Omit every picture and write out the rest of the records exactly.

───── Supplied material

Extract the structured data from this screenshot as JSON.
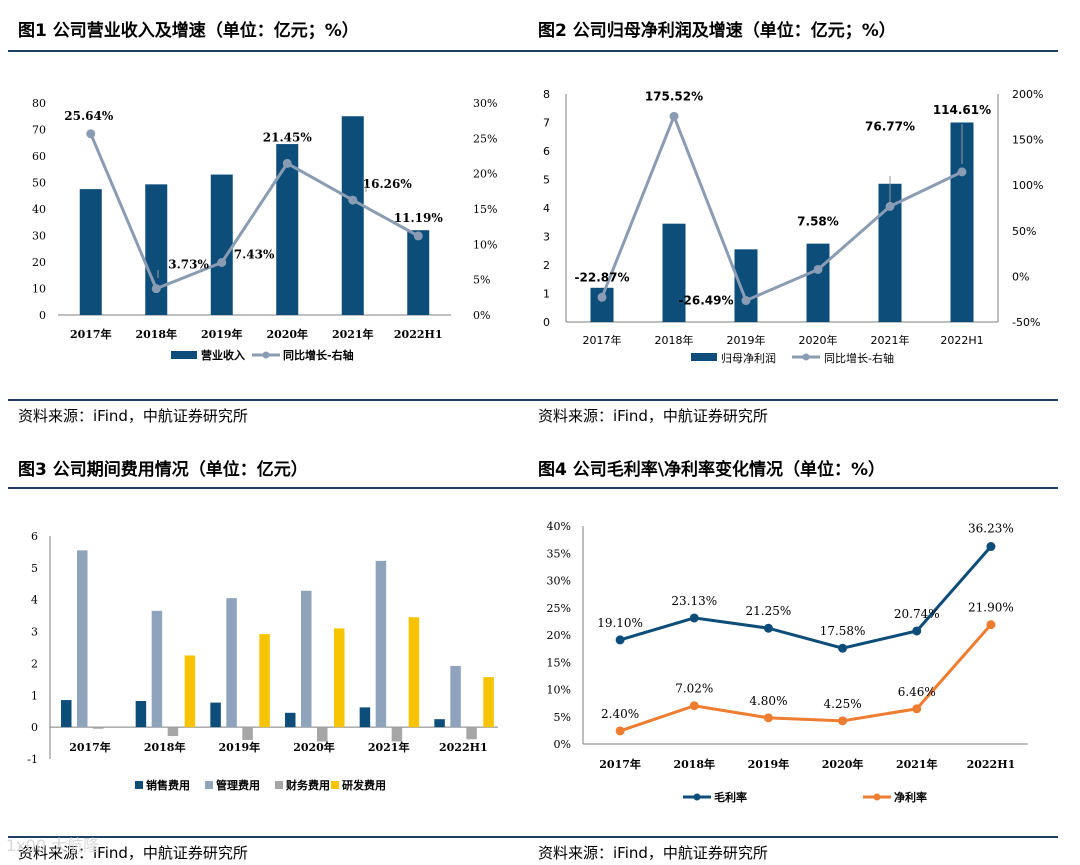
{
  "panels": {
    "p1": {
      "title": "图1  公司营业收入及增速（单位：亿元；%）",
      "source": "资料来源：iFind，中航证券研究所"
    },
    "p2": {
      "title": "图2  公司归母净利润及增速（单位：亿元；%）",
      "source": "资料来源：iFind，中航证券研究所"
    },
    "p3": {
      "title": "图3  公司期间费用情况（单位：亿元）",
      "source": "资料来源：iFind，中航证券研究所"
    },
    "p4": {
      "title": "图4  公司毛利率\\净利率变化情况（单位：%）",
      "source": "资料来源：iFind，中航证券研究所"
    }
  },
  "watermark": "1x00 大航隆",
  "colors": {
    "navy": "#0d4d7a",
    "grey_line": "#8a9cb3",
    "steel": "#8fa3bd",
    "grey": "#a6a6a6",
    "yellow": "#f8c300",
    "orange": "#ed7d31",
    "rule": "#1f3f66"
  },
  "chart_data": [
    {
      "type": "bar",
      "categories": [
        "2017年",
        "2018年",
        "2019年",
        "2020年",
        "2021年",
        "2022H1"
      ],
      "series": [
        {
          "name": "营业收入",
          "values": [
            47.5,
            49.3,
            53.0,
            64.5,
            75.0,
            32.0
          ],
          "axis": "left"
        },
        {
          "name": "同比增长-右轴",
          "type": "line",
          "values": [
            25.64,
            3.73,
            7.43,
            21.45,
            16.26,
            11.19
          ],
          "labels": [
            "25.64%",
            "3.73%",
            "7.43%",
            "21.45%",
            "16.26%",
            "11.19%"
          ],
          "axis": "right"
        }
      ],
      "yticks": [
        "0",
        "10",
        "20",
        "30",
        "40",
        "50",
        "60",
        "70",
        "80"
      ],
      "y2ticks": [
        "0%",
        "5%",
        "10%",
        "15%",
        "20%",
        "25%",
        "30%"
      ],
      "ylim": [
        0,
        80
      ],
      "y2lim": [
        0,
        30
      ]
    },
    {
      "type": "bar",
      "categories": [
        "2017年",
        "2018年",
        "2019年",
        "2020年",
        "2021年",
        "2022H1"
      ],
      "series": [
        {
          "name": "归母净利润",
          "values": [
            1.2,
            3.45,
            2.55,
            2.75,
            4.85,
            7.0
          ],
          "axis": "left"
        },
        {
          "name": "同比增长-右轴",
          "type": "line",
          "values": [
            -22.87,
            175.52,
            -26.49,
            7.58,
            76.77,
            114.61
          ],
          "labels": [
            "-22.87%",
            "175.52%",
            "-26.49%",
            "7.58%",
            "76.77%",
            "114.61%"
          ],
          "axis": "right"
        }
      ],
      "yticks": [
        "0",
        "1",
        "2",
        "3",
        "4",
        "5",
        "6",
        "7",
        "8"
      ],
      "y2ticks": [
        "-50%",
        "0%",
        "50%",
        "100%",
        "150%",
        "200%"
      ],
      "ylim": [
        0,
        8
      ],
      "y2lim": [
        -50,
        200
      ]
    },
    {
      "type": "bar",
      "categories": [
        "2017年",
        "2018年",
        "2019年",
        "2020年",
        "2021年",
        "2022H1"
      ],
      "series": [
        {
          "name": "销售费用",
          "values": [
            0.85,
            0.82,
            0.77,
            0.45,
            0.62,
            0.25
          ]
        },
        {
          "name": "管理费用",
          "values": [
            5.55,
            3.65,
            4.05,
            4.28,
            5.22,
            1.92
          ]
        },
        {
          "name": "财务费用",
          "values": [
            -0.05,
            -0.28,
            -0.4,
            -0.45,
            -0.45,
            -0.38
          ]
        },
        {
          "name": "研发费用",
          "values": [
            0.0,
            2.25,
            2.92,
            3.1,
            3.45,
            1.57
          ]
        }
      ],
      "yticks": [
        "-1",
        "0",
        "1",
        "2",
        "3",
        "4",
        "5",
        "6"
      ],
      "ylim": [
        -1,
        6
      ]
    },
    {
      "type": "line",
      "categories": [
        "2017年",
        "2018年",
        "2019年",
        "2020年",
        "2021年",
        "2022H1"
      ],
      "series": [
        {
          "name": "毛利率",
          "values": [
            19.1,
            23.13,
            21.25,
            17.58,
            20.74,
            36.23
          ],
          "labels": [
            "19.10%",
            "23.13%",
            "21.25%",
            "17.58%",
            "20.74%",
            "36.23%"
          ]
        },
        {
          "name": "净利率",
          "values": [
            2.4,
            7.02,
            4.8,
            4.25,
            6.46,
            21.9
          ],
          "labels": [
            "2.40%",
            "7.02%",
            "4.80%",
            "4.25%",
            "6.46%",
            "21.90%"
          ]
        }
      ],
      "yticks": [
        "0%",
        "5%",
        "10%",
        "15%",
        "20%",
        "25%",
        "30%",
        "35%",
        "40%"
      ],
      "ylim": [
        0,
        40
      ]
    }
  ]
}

──────────

**Solution:**
Extract the structured data from this screenshot as JSON.
{
  "panels": {
    "p1": {
      "title": "图1  公司营业收入及增速（单位：亿元；%）",
      "source": "资料来源：iFind，中航证券研究所"
    },
    "p2": {
      "title": "图2  公司归母净利润及增速（单位：亿元；%）",
      "source": "资料来源：iFind，中航证券研究所"
    },
    "p3": {
      "title": "图3  公司期间费用情况（单位：亿元）",
      "source": "资料来源：iFind，中航证券研究所"
    },
    "p4": {
      "title": "图4  公司毛利率\\净利率变化情况（单位：%）",
      "source": "资料来源：iFind，中航证券研究所"
    }
  },
  "watermark": "1x00 大航隆",
  "colors": {
    "navy": "#0d4d7a",
    "grey_line": "#8a9cb3",
    "steel": "#8fa3bd",
    "grey": "#a6a6a6",
    "yellow": "#f8c300",
    "orange": "#ed7d31",
    "rule": "#1f3f66"
  },
  "chart_data": [
    {
      "type": "bar",
      "categories": [
        "2017年",
        "2018年",
        "2019年",
        "2020年",
        "2021年",
        "2022H1"
      ],
      "series": [
        {
          "name": "营业收入",
          "values": [
            47.5,
            49.3,
            53.0,
            64.5,
            75.0,
            32.0
          ],
          "axis": "left"
        },
        {
          "name": "同比增长-右轴",
          "type": "line",
          "values": [
            25.64,
            3.73,
            7.43,
            21.45,
            16.26,
            11.19
          ],
          "labels": [
            "25.64%",
            "3.73%",
            "7.43%",
            "21.45%",
            "16.26%",
            "11.19%"
          ],
          "axis": "right"
        }
      ],
      "yticks": [
        "0",
        "10",
        "20",
        "30",
        "40",
        "50",
        "60",
        "70",
        "80"
      ],
      "y2ticks": [
        "0%",
        "5%",
        "10%",
        "15%",
        "20%",
        "25%",
        "30%"
      ],
      "ylim": [
        0,
        80
      ],
      "y2lim": [
        0,
        30
      ]
    },
    {
      "type": "bar",
      "categories": [
        "2017年",
        "2018年",
        "2019年",
        "2020年",
        "2021年",
        "2022H1"
      ],
      "series": [
        {
          "name": "归母净利润",
          "values": [
            1.2,
            3.45,
            2.55,
            2.75,
            4.85,
            7.0
          ],
          "axis": "left"
        },
        {
          "name": "同比增长-右轴",
          "type": "line",
          "values": [
            -22.87,
            175.52,
            -26.49,
            7.58,
            76.77,
            114.61
          ],
          "labels": [
            "-22.87%",
            "175.52%",
            "-26.49%",
            "7.58%",
            "76.77%",
            "114.61%"
          ],
          "axis": "right"
        }
      ],
      "yticks": [
        "0",
        "1",
        "2",
        "3",
        "4",
        "5",
        "6",
        "7",
        "8"
      ],
      "y2ticks": [
        "-50%",
        "0%",
        "50%",
        "100%",
        "150%",
        "200%"
      ],
      "ylim": [
        0,
        8
      ],
      "y2lim": [
        -50,
        200
      ]
    },
    {
      "type": "bar",
      "categories": [
        "2017年",
        "2018年",
        "2019年",
        "2020年",
        "2021年",
        "2022H1"
      ],
      "series": [
        {
          "name": "销售费用",
          "values": [
            0.85,
            0.82,
            0.77,
            0.45,
            0.62,
            0.25
          ]
        },
        {
          "name": "管理费用",
          "values": [
            5.55,
            3.65,
            4.05,
            4.28,
            5.22,
            1.92
          ]
        },
        {
          "name": "财务费用",
          "values": [
            -0.05,
            -0.28,
            -0.4,
            -0.45,
            -0.45,
            -0.38
          ]
        },
        {
          "name": "研发费用",
          "values": [
            0.0,
            2.25,
            2.92,
            3.1,
            3.45,
            1.57
          ]
        }
      ],
      "yticks": [
        "-1",
        "0",
        "1",
        "2",
        "3",
        "4",
        "5",
        "6"
      ],
      "ylim": [
        -1,
        6
      ]
    },
    {
      "type": "line",
      "categories": [
        "2017年",
        "2018年",
        "2019年",
        "2020年",
        "2021年",
        "2022H1"
      ],
      "series": [
        {
          "name": "毛利率",
          "values": [
            19.1,
            23.13,
            21.25,
            17.58,
            20.74,
            36.23
          ],
          "labels": [
            "19.10%",
            "23.13%",
            "21.25%",
            "17.58%",
            "20.74%",
            "36.23%"
          ]
        },
        {
          "name": "净利率",
          "values": [
            2.4,
            7.02,
            4.8,
            4.25,
            6.46,
            21.9
          ],
          "labels": [
            "2.40%",
            "7.02%",
            "4.80%",
            "4.25%",
            "6.46%",
            "21.90%"
          ]
        }
      ],
      "yticks": [
        "0%",
        "5%",
        "10%",
        "15%",
        "20%",
        "25%",
        "30%",
        "35%",
        "40%"
      ],
      "ylim": [
        0,
        40
      ]
    }
  ]
}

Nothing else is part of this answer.